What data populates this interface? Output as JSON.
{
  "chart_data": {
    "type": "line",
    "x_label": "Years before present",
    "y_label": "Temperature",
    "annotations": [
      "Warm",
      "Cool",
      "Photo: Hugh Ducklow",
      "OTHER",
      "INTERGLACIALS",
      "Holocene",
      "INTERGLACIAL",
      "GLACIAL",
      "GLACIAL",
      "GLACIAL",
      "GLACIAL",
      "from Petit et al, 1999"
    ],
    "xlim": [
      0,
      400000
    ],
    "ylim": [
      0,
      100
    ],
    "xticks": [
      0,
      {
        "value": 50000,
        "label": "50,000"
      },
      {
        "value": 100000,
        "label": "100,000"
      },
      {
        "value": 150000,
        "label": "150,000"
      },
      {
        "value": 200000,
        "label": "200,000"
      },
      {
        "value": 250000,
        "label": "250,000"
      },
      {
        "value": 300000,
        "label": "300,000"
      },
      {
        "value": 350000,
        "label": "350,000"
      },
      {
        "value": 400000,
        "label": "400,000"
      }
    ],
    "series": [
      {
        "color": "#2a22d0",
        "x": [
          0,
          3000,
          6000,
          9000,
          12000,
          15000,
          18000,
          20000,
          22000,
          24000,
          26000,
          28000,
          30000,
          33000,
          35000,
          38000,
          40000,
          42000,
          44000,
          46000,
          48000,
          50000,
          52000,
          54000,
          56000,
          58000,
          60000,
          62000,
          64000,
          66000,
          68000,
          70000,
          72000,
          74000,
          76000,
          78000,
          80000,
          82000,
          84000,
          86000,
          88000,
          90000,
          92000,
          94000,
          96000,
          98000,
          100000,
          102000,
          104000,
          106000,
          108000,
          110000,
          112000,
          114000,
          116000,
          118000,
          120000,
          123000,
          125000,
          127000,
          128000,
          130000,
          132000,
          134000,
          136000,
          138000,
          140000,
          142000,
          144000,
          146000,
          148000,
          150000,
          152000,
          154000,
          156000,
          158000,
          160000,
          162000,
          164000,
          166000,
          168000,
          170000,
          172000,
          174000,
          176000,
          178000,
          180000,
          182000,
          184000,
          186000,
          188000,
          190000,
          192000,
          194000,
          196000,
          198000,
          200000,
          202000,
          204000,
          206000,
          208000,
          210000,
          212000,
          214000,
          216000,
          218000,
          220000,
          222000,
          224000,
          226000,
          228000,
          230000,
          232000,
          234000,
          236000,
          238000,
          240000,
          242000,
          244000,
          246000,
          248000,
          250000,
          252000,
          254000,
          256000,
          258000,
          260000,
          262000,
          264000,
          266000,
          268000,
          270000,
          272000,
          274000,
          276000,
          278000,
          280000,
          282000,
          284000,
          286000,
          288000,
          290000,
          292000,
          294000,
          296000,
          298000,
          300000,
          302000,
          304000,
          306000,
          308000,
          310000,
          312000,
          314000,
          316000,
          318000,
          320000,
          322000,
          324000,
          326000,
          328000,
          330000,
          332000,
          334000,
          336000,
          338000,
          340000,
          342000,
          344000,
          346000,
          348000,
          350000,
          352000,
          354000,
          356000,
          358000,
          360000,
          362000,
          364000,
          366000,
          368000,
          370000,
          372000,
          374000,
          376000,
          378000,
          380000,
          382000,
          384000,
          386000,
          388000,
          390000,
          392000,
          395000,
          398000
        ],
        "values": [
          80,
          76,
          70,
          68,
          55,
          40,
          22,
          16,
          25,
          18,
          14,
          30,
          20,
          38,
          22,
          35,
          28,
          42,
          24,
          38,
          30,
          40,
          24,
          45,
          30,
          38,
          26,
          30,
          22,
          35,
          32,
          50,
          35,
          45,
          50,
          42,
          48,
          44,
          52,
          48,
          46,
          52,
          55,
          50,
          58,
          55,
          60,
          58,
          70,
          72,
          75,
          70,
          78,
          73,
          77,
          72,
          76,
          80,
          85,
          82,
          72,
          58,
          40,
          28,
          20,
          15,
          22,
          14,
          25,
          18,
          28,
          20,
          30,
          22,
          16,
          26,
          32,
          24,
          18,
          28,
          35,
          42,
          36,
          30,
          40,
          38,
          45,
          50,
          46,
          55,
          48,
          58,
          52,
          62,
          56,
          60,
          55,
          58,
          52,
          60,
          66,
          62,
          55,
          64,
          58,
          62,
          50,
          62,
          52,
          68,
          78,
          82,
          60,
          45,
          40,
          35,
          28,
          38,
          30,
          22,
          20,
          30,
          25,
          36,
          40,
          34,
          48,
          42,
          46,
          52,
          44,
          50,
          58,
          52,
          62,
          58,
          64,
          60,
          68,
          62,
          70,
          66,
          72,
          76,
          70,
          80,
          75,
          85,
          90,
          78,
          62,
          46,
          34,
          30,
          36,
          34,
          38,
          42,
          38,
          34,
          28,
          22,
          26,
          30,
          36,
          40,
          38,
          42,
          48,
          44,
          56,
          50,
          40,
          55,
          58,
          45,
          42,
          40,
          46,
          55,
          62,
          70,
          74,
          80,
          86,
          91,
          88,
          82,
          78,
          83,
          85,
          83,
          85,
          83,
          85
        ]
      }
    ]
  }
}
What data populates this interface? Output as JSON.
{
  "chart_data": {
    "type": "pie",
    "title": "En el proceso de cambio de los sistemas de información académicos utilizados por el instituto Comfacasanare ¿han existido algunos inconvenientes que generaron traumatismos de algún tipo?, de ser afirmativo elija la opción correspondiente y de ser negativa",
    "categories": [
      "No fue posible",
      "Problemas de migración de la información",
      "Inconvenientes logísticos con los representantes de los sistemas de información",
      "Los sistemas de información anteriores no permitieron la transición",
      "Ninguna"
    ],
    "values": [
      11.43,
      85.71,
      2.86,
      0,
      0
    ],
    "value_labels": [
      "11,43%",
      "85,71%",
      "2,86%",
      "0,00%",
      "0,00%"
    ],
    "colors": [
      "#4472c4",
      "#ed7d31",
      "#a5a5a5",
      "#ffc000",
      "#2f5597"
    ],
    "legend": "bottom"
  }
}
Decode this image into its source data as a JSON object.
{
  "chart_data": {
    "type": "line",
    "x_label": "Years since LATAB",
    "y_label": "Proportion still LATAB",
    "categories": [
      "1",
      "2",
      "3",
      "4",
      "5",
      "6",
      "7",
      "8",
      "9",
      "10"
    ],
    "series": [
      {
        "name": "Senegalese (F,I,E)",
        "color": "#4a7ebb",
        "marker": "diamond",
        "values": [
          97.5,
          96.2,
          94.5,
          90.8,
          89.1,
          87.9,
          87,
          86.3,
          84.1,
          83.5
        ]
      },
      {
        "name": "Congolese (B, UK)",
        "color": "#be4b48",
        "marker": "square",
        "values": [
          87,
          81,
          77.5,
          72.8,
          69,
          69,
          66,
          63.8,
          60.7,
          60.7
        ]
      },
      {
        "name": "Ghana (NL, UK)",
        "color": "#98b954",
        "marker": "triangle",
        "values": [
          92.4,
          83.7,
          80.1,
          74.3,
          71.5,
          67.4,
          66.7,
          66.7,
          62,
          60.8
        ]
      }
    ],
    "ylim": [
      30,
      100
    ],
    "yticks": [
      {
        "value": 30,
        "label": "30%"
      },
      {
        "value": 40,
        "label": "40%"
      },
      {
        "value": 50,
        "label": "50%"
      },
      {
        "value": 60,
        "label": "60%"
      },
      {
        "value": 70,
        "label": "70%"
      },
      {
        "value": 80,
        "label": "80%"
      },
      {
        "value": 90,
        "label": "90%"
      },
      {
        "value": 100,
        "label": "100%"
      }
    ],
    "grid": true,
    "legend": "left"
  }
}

▶ [Stated exercise] From the entries above, return each line with the word "name" in it.

▶ [Exercise output]
        "name": "Senegalese (F,I,E)",
        "name": "Congolese (B, UK)",
        "name": "Ghana (NL, UK)",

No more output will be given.